_REQUIRED WORK_
a) In the interview with Felicity Pulman, in which decade and during which conflict is The Janna Mysteries set?
b) Write the next part of the interview with Felicity Pulman, starting after its last sentence.

Meet Felicity Pulman …

I have been featuring fantastic female fantasy authors (see disclaimer) but this has morphed into interesting people in the speculative fiction world. Today I’ve invited the talented Felicity Pulman to drop by.

Watch out for the give-away question at the end of the interview.

Something’s gone wrong with my blog’s ability to embed videos. Here’s the link to Felciity’s great new promo for the Janna Mystery Series.

 

Q: We ran into each other at SheKilda, the women’s crime writers conference, but you write across a number of genres and ages. Your first novel (to appear under your own name) Ghost Boy was set in two timelines, the present and the past set, in part, around the small pox outbreak in 1881 when travellers were quarantined on arriving in Australia. There is a special Ghost Boy tour for school children at the Quarantine Station. It must be a real thrill to make a connection with children and bring the past to life like this. Have you been on the Ghost Boy tour and do you get a lot of emails from school children?

A: Yes and yes to both questions.  I found it very moving to watch my novel come to life up at the Quarantine Station. It’s a wonderful place to visit, very atmospheric.  It gives students a real feel for what life was like back in those times and of course they’re always sure they’re going to see a ghost!  (The guides themselves are quite sure the place is haunted!)

Q: In your Shalott Trilogy, which was inspired by Tennyson’s The Lady of Shallot a group of five Australian teenagers try to rewrite the legend and save the Lady of Shalott. Have you always been fascinated by the King Arthur legends? Have you been to the UK to see Tintagel Castle?

A: I wrote the Shalott trilogy because I was being bugged by the questions: why was the lady trapped in the tower, why was there a curse on her, plus the questions that followed on from that: what if it’s possible to go back in time and change history (or a legend);  what if you’re also rewriting your destiny at the same time? I didn’t know much about anything at first so it was a HUGE learning curve. I began to acquire a library of Arthuriana old and new, plus books on magic, on life in medieval time, and so on. And I went on my first research trip, following the ‘Arthurian trail’ through England, Wales, Brittany and France.  Tintagel was only one of the marvellous places I visited; other sites included Merlin’s ‘cave’ and Merlin’s ‘tomb’, Glastonbury and the Isle of Avalon, the ‘home’ of the Lady of the Lake, plus South Cadbury Castle, Caerleon and Winchester, all of which have been variously named as Arthur’s seat of power, sometimes called Camelot.

Q: Your current series The Janna Mysteries are set in England in the 1140s during the King Stephen/Queen Matilda civil war. This series contains a number of mysteries which the main character, Janna, has to solve. I think I’m seeing a theme here. You have a BA in Communication and an MA in Children’s Literature. Were you ever tempted to do further study in the area of history? (See Felicity’s Tips on Writing Historical Fiction).

A: Actually I’m a late convert to history; I found it so boring when I was at school, probably because my teacher didn’t teach it as the continuing soap opera it really is!  Those who marry – or murder for a crown, those who drive themselves to acts of great courage or bastardry for the sake of love, rivalry, power or wealth. Those idealists who dream of a brave new world, sometimes at a price too terrible to bear … the history I study is the history that informs my books. If I wasn’t so busy writing I’d love to go back to uni and immerse myself in the middle ages – or ancient Greece – or Egypt – or …? So difficult to know where to start!

_DATA PROVIDED_

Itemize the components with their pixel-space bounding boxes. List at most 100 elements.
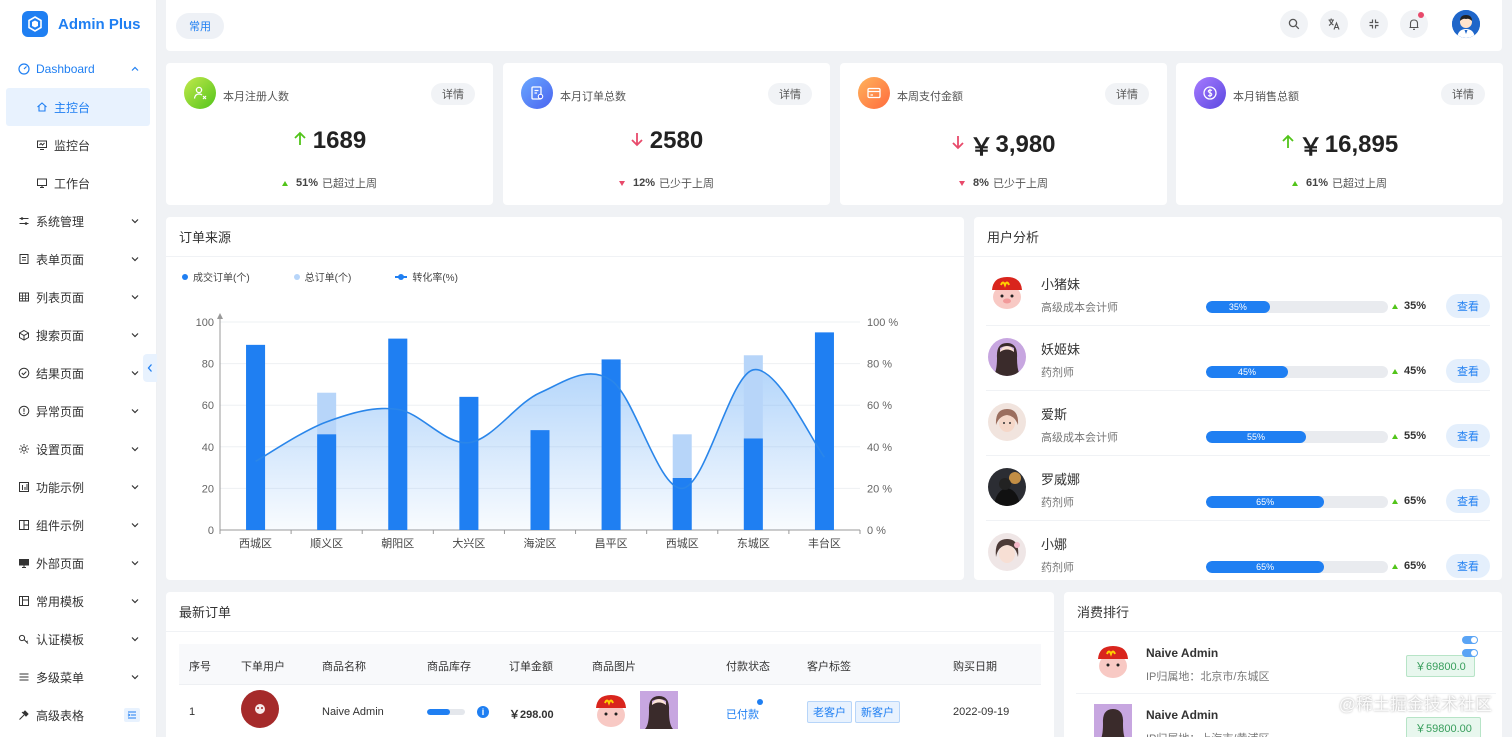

_RESPONSES TO THE EXERCISE_
a) The 1140s, during the civil war between King Stephen and Queen Matilda.

b)
Q: You wrote two of the Guinevere Jones books, based on the hit TV series. Was it hard to immerse yourself in the series and the back-story, then write creatively about characters you didn’t invent?

A:  Sophie Masson and I wrote the four books based on the series, working from notes, scripts and recorded episodes that were sent to us.  Writing the GJ books was a very different experience from anything else I’ve written.  The books also had to be written very fast so there really wasn’t a great deal of time for angst over characters and back story, we pretty much had to work with what we were given. So there wasn’t a lot of scope for imaginative input; it was more a recording of other people’s lives.  One of the things I need to do is walk the place I’m writing about, but this wasn’t possible as GJ was filmed on set in Melbourne (I live in Sydney) so I found that a real challenge – where do the characters go and what do they do once they go ‘off screen’?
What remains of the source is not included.